══ Rows ══

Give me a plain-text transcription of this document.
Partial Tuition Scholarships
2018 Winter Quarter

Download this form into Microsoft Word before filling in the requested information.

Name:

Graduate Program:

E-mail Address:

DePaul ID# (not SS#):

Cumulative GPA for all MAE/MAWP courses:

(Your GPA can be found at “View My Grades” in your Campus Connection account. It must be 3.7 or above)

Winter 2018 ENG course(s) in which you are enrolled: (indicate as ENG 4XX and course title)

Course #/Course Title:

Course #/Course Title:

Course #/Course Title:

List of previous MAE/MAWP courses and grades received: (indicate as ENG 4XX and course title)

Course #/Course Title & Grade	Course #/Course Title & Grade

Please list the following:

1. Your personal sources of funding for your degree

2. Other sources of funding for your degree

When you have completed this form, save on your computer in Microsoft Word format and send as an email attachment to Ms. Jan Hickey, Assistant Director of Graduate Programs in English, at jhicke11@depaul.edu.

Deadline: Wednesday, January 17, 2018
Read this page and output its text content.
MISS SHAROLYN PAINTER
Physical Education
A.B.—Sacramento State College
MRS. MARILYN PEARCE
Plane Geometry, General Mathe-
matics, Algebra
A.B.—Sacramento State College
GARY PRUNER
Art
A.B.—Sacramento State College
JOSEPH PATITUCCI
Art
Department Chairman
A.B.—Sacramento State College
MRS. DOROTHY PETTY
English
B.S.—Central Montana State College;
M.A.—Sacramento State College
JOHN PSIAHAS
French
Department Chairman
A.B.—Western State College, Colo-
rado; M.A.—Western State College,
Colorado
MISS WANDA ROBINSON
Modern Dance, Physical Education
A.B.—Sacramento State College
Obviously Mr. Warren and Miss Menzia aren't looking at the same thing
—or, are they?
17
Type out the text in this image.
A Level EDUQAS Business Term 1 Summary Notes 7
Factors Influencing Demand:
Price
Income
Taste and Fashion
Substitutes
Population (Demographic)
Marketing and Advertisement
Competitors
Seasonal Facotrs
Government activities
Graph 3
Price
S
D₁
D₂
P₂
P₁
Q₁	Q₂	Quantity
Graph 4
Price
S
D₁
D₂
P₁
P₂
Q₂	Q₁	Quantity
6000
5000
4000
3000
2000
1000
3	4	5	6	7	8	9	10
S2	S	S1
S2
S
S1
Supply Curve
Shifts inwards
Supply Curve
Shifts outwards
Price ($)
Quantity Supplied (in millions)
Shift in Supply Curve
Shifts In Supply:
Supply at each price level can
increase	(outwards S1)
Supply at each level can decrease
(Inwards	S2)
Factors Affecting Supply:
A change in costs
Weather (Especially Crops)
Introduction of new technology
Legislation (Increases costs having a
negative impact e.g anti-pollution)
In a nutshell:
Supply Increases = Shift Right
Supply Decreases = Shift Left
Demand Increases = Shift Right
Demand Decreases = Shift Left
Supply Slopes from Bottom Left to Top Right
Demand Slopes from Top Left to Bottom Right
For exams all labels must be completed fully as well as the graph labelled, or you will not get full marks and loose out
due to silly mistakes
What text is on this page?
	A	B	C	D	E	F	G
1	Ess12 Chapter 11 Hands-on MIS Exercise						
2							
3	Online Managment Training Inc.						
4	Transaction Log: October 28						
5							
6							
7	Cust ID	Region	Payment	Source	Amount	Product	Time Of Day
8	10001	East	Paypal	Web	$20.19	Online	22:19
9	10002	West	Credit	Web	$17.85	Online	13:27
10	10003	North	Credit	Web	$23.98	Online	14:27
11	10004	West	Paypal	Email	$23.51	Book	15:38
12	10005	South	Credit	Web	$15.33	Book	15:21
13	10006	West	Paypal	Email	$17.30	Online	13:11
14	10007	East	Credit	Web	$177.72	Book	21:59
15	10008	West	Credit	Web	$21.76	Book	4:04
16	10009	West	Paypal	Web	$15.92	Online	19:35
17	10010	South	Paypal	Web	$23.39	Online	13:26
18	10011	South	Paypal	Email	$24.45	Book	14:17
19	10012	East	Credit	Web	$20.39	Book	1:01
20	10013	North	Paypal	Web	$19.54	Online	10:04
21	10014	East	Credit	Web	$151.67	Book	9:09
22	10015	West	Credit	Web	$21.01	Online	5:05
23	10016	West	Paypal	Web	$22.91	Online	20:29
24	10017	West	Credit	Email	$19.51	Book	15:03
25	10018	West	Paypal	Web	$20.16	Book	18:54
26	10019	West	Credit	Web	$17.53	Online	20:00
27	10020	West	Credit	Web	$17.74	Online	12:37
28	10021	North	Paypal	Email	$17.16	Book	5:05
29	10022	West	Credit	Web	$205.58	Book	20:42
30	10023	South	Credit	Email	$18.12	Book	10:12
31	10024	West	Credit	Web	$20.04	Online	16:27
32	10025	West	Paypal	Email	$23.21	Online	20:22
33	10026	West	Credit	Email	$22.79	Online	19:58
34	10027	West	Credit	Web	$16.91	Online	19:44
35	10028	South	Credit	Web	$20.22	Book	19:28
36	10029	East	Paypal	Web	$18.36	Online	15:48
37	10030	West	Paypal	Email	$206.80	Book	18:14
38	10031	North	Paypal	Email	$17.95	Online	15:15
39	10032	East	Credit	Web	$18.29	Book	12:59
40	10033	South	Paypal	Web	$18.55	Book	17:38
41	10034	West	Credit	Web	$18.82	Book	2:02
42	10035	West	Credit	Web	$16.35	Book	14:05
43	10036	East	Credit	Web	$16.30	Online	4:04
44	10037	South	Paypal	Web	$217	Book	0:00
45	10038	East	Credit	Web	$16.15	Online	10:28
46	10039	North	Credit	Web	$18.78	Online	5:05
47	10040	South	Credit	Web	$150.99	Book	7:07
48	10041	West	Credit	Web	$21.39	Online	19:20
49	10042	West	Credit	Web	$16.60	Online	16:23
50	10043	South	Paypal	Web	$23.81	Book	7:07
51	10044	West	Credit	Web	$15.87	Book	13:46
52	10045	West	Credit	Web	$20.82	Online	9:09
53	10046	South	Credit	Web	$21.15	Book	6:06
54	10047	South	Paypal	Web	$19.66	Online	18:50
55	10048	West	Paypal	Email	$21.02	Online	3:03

═══

## What you will do
Gather up, from the records above, each line where the word "Microsoft" appears.

## Output for this exercise
Download this form into Microsoft Word before filling in the requested information.
When you have completed this form, save on your computer in Microsoft Word format and send as an email attachment to Ms. Jan Hickey, Assistant Director of Graduate Programs in English, at jhicke11@depaul.edu.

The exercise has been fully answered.